--- start of Information given ---

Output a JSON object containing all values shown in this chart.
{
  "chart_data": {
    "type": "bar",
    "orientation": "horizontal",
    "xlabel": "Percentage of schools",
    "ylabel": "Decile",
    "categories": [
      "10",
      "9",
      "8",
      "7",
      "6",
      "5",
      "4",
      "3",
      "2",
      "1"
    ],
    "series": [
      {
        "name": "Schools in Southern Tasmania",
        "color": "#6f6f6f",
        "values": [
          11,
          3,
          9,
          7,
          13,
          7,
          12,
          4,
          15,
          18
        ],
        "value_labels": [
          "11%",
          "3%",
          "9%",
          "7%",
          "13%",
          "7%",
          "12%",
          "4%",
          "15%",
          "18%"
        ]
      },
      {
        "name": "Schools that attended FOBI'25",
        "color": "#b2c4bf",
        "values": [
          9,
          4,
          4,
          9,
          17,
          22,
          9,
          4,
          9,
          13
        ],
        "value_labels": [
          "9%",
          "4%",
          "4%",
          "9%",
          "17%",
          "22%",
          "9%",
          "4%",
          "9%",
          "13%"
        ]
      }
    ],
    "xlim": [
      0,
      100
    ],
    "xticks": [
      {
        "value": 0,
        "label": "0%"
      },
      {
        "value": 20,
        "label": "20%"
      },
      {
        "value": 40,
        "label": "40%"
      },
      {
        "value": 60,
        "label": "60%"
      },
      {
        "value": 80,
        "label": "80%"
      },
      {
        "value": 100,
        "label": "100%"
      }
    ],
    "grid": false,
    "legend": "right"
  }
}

--- end of Information given ---

◆ **Objective**
All of the entries above must be quoted exactly.

◆ **Exercise output**
Output a JSON object containing all values shown in this chart.
{
  "chart_data": {
    "type": "bar",
    "orientation": "horizontal",
    "xlabel": "Percentage of schools",
    "ylabel": "Decile",
    "categories": [
      "10",
      "9",
      "8",
      "7",
      "6",
      "5",
      "4",
      "3",
      "2",
      "1"
    ],
    "series": [
      {
        "name": "Schools in Southern Tasmania",
        "color": "#6f6f6f",
        "values": [
          11,
          3,
          9,
          7,
          13,
          7,
          12,
          4,
          15,
          18
        ],
        "value_labels": [
          "11%",
          "3%",
          "9%",
          "7%",
          "13%",
          "7%",
          "12%",
          "4%",
          "15%",
          "18%"
        ]
      },
      {
        "name": "Schools that attended FOBI'25",
        "color": "#b2c4bf",
        "values": [
          9,
          4,
          4,
          9,
          17,
          22,
          9,
          4,
          9,
          13
        ],
        "value_labels": [
          "9%",
          "4%",
          "4%",
          "9%",
          "17%",
          "22%",
          "9%",
          "4%",
          "9%",
          "13%"
        ]
      }
    ],
    "xlim": [
      0,
      100
    ],
    "xticks": [
      {
        "value": 0,
        "label": "0%"
      },
      {
        "value": 20,
        "label": "20%"
      },
      {
        "value": 40,
        "label": "40%"
      },
      {
        "value": 60,
        "label": "60%"
      },
      {
        "value": 80,
        "label": "80%"
      },
      {
        "value": 100,
        "label": "100%"
      }
    ],
    "grid": false,
    "legend": "right"
  }
}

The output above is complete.